Stored data
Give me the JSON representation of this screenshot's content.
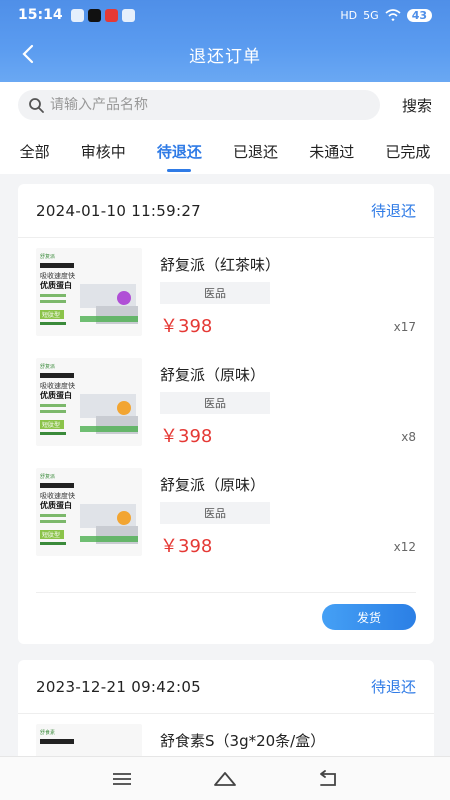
{
  "status_bar": {
    "time": "15:14",
    "battery": "43",
    "signal_label": "5G",
    "hd_label": "HD"
  },
  "header": {
    "title": "退还订单"
  },
  "search": {
    "placeholder": "请输入产品名称",
    "button_label": "搜索"
  },
  "tabs": [
    {
      "label": "全部",
      "active": false
    },
    {
      "label": "审核中",
      "active": false
    },
    {
      "label": "待退还",
      "active": true
    },
    {
      "label": "已退还",
      "active": false
    },
    {
      "label": "未通过",
      "active": false
    },
    {
      "label": "已完成",
      "active": false
    }
  ],
  "orders": [
    {
      "date": "2024-01-10 11:59:27",
      "status": "待退还",
      "items": [
        {
          "name": "舒复派（红茶味）",
          "tag": "医品",
          "price": "￥398",
          "qty": "x17",
          "accent": "#b04fd6"
        },
        {
          "name": "舒复派（原味）",
          "tag": "医品",
          "price": "￥398",
          "qty": "x8",
          "accent": "#f2a532"
        },
        {
          "name": "舒复派（原味）",
          "tag": "医品",
          "price": "￥398",
          "qty": "x12",
          "accent": "#f2a532"
        }
      ],
      "action_label": "发货"
    },
    {
      "date": "2023-12-21 09:42:05",
      "status": "待退还",
      "items": [
        {
          "name": "舒食素S（3g*20条/盒）"
        }
      ]
    }
  ],
  "product_image_text": {
    "brand": "舒复派",
    "line1": "吸收速度快",
    "line2": "优质蛋白",
    "badge": "短肽型"
  },
  "colors": {
    "accent": "#2f7be6",
    "price": "#e53935",
    "header": "#5b9cf0"
  },
  "icons": {
    "back": "chevron-left-icon",
    "search": "search-icon",
    "menu": "menu-icon",
    "home": "home-icon",
    "return": "return-icon"
  }
}
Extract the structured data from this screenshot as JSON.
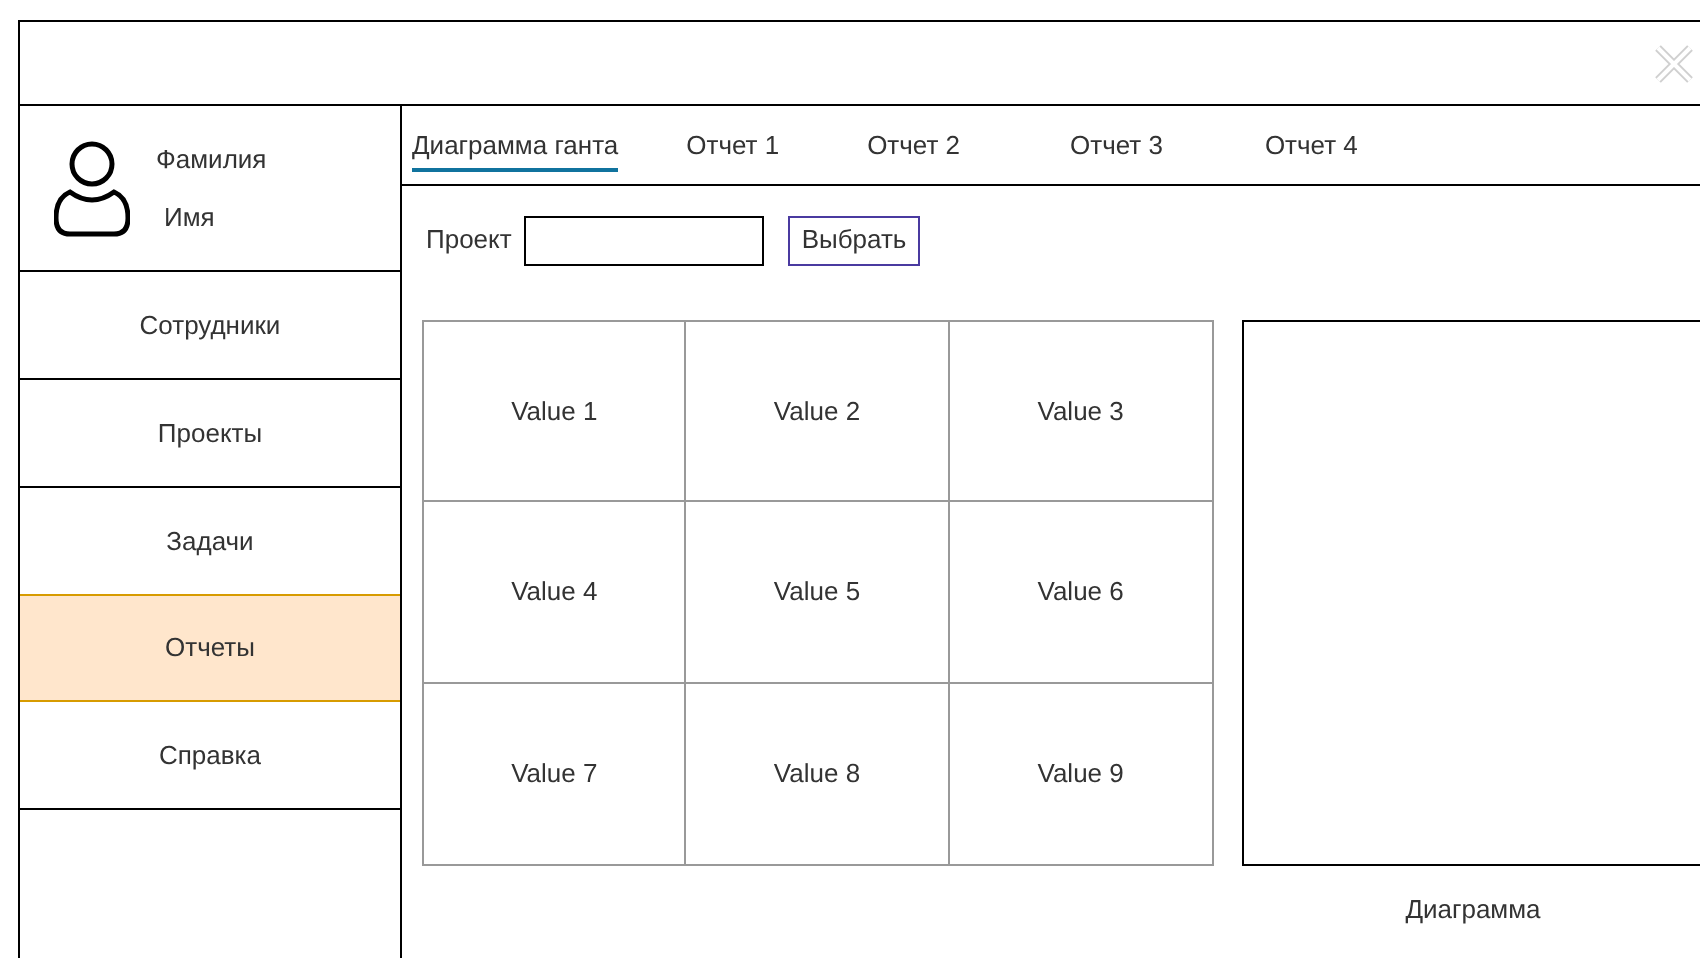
{
  "user": {
    "last_name": "Фамилия",
    "first_name": "Имя"
  },
  "sidebar": {
    "items": [
      {
        "label": "Сотрудники",
        "selected": false
      },
      {
        "label": "Проекты",
        "selected": false
      },
      {
        "label": "Задачи",
        "selected": false
      },
      {
        "label": "Отчеты",
        "selected": true
      },
      {
        "label": "Справка",
        "selected": false
      }
    ]
  },
  "tabs": [
    {
      "label": "Диаграмма ганта",
      "selected": true
    },
    {
      "label": "Отчет 1",
      "selected": false
    },
    {
      "label": "Отчет 2",
      "selected": false
    },
    {
      "label": "Отчет 3",
      "selected": false
    },
    {
      "label": "Отчет 4",
      "selected": false
    }
  ],
  "project": {
    "label": "Проект",
    "button": "Выбрать"
  },
  "table": {
    "rows": [
      [
        "Value 1",
        "Value 2",
        "Value 3"
      ],
      [
        "Value 4",
        "Value 5",
        "Value 6"
      ],
      [
        "Value 7",
        "Value 8",
        "Value 9"
      ]
    ]
  },
  "diagram": {
    "caption": "Диаграмма"
  }
}
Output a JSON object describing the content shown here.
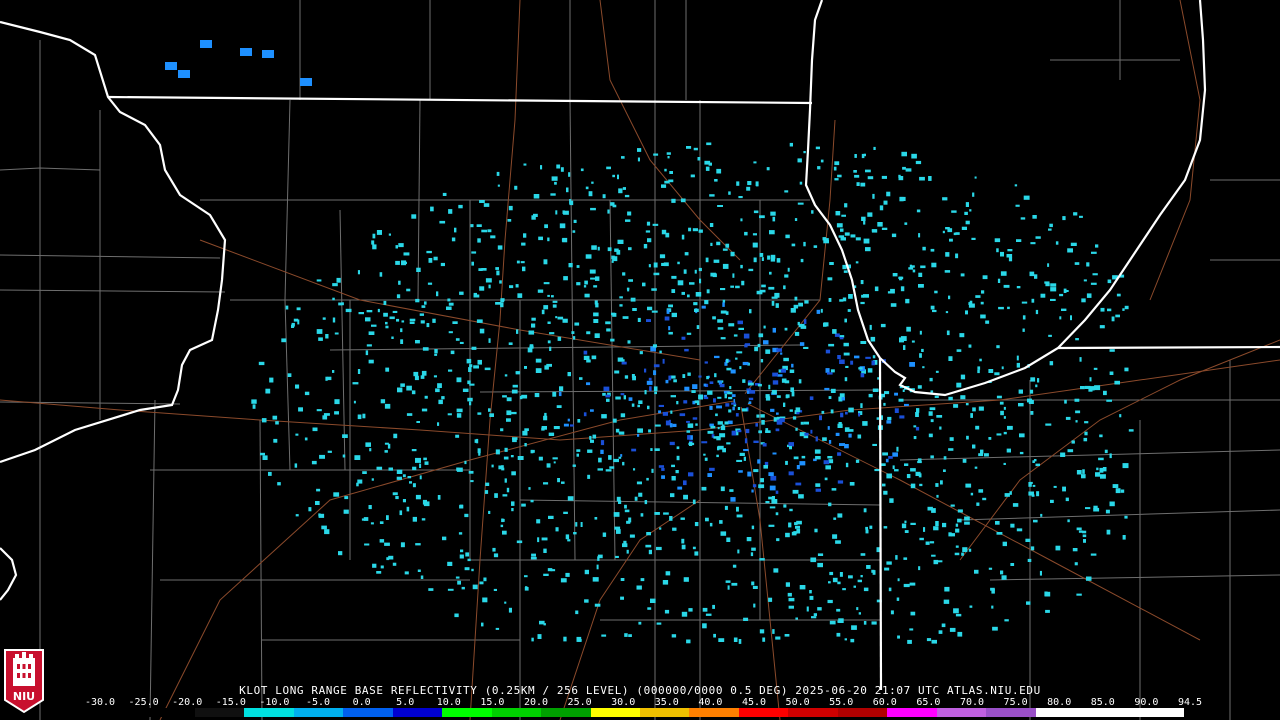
{
  "product": {
    "caption": "KLOT LONG RANGE BASE REFLECTIVITY (0.25KM / 256 LEVEL) (000000/0000 0.5 DEG) 2025-06-20 21:07 UTC  ATLAS.NIU.EDU",
    "station": "KLOT",
    "logo_text": "NIU"
  },
  "scale": {
    "labels": [
      "-30.0",
      "-25.0",
      "-20.0",
      "-15.0",
      "-10.0",
      "-5.0",
      "0.0",
      "5.0",
      "10.0",
      "15.0",
      "20.0",
      "25.0",
      "30.0",
      "35.0",
      "40.0",
      "45.0",
      "50.0",
      "55.0",
      "60.0",
      "65.0",
      "70.0",
      "75.0",
      "80.0",
      "85.0",
      "90.0",
      "94.5"
    ],
    "colors": [
      "#000000",
      "#000000",
      "#000000",
      "#000000",
      "#000000",
      "#1a1a1a",
      "#00e8e8",
      "#0096ff",
      "#0000e0",
      "#00ff00",
      "#00c800",
      "#008c00",
      "#ffff00",
      "#e7c000",
      "#ff9000",
      "#ff0000",
      "#d60000",
      "#c00000",
      "#ff00ff",
      "#9955c9",
      "#ffffff",
      "#ffffff"
    ]
  },
  "colors": {
    "state_border": "#ffffff",
    "county_line": "#7a7a7a",
    "highway": "#8b4a2b",
    "echo_light": "#2ad8e8",
    "echo_medium": "#1e90ff",
    "echo_strong": "#1a4fd8"
  }
}
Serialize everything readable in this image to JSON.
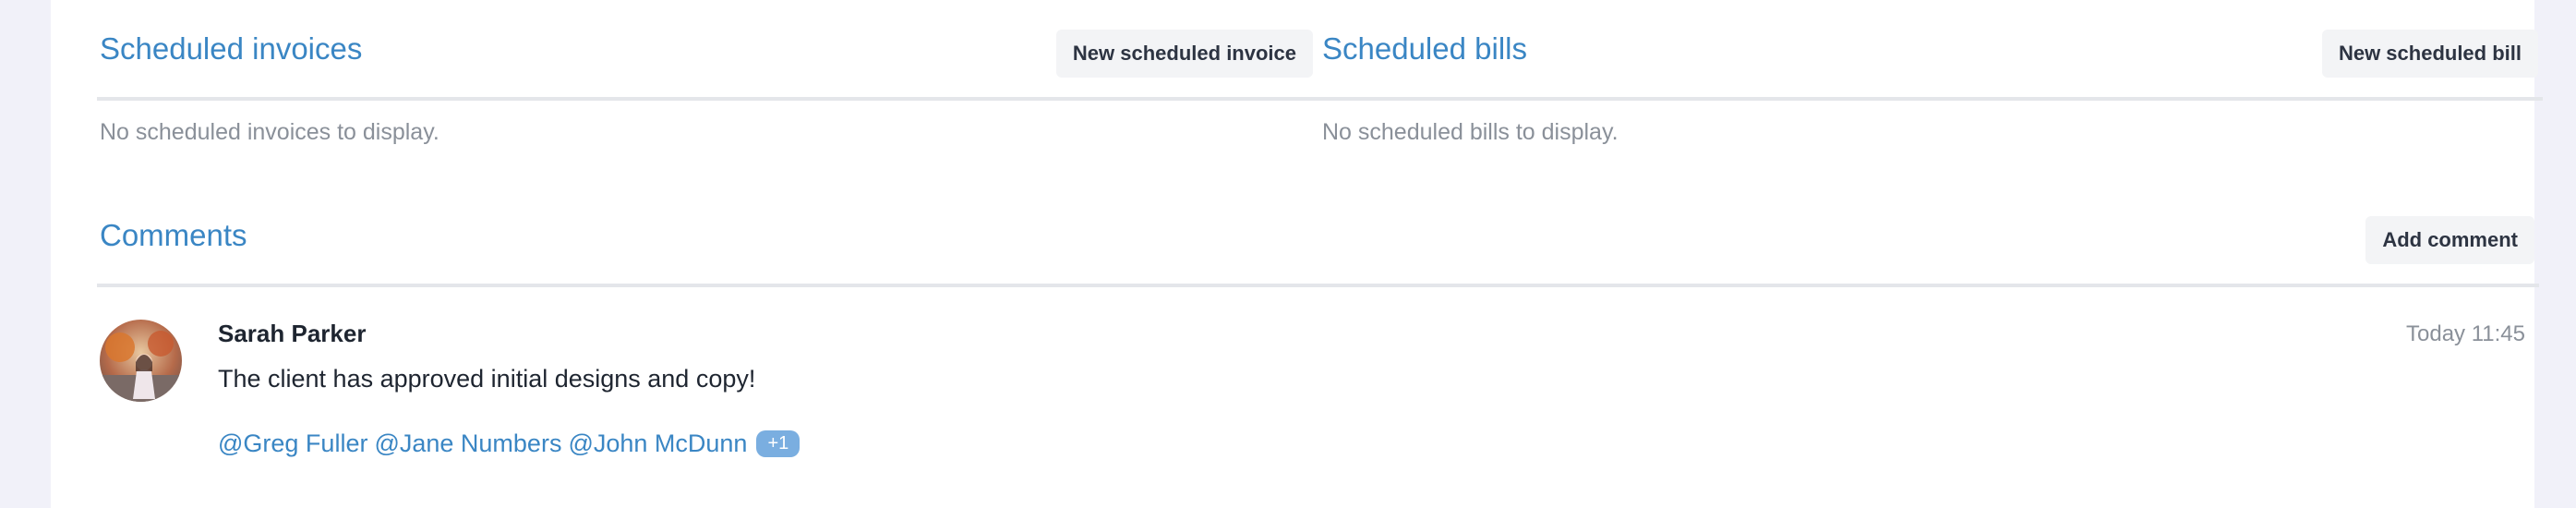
{
  "scheduled_invoices": {
    "title": "Scheduled invoices",
    "new_button_label": "New scheduled invoice",
    "empty_text": "No scheduled invoices to display."
  },
  "scheduled_bills": {
    "title": "Scheduled bills",
    "new_button_label": "New scheduled bill",
    "empty_text": "No scheduled bills to display."
  },
  "comments": {
    "title": "Comments",
    "add_button_label": "Add comment",
    "items": [
      {
        "author": "Sarah Parker",
        "timestamp": "Today 11:45",
        "text": "The client has approved initial designs and copy!",
        "mentions": [
          "@Greg Fuller",
          "@Jane Numbers",
          "@John McDunn"
        ],
        "more_mentions": "+1"
      }
    ]
  }
}
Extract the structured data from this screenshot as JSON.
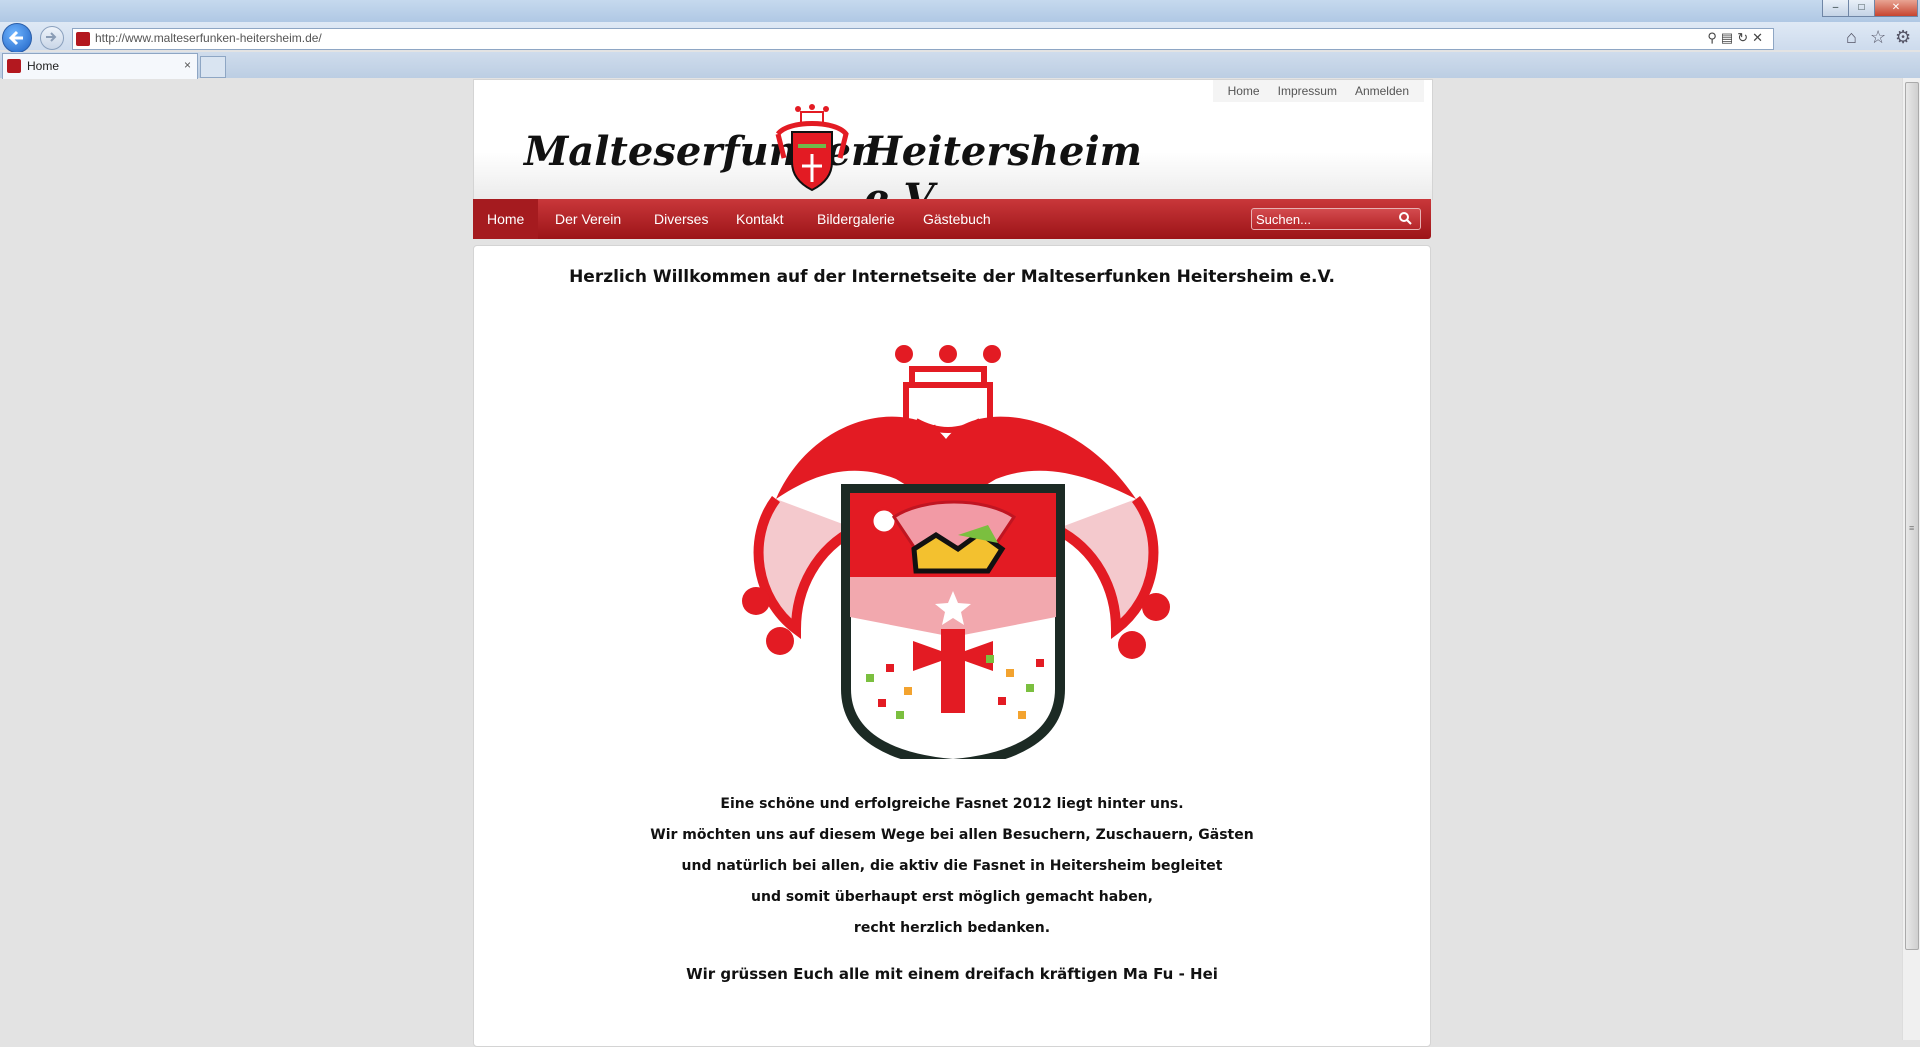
{
  "browser": {
    "url": "http://www.malteserfunken-heitersheim.de/",
    "tab_label": "Home",
    "tab_close": "×",
    "window_buttons": [
      "–",
      "□",
      "✕"
    ]
  },
  "site": {
    "top_links": [
      "Home",
      "Impressum",
      "Anmelden"
    ],
    "brand_left": "Malteserfunken",
    "brand_right": "Heitersheim  e.V.",
    "nav": [
      "Home",
      "Der Verein",
      "Diverses",
      "Kontakt",
      "Bildergalerie",
      "Gästebuch"
    ],
    "search_placeholder": "Suchen...",
    "colors": {
      "nav_red": "#b1242a",
      "crest_red": "#e31b23"
    }
  },
  "content": {
    "welcome": "Herzlich Willkommen auf der Internetseite der Malteserfunken Heitersheim e.V.",
    "message_lines": [
      "Eine schöne und erfolgreiche Fasnet 2012 liegt hinter uns.",
      "Wir möchten uns auf diesem Wege bei allen Besuchern, Zuschauern, Gästen",
      "und natürlich bei allen, die aktiv die Fasnet in Heitersheim begleitet",
      "und somit überhaupt erst möglich gemacht haben,",
      "recht herzlich bedanken."
    ],
    "greeting": "Wir grüssen Euch alle mit einem dreifach kräftigen Ma Fu - Hei"
  }
}
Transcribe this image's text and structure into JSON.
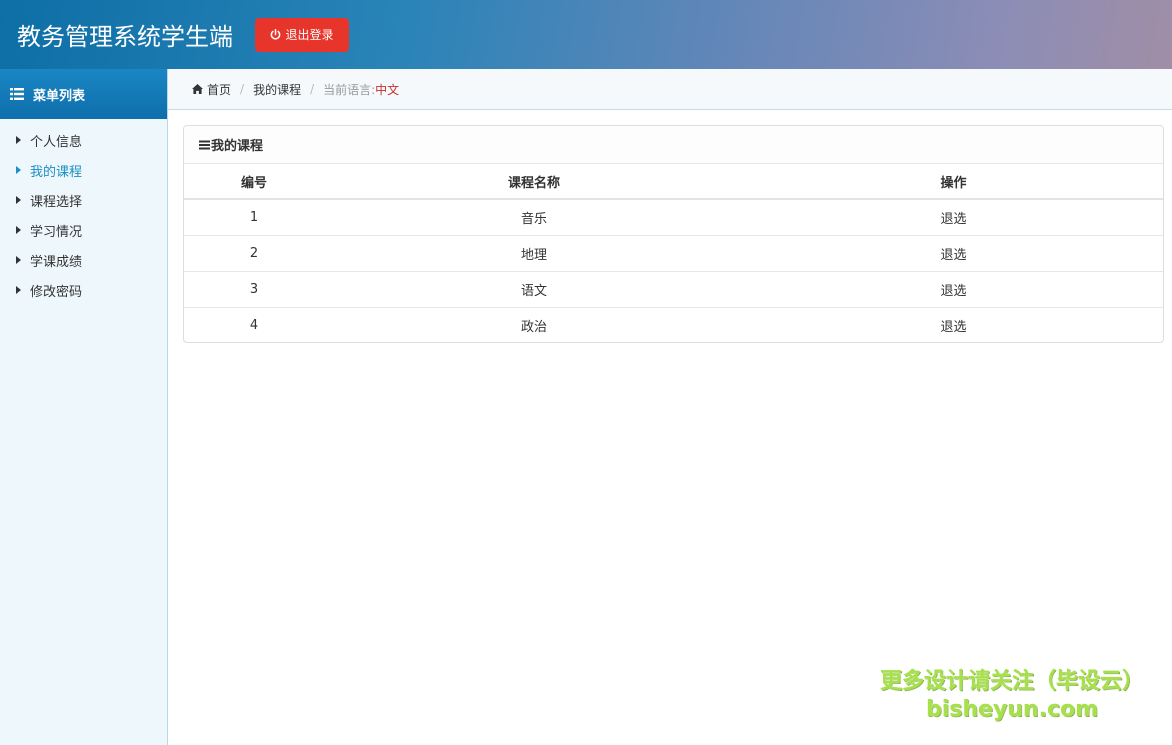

#### PROBLEM DESCRIPTION
Pick out and copy the lines of the material that include the word "this".

#### RESULT OF THE TASK
Give me the JSON representation of this screenshot's content.
Extract the structured data from this screenshot as JSON.
Serialize everything readable in this image to JSON.
Extract the structured data from this screenshot as JSON.
Transcribe this image's text and structure into JSON.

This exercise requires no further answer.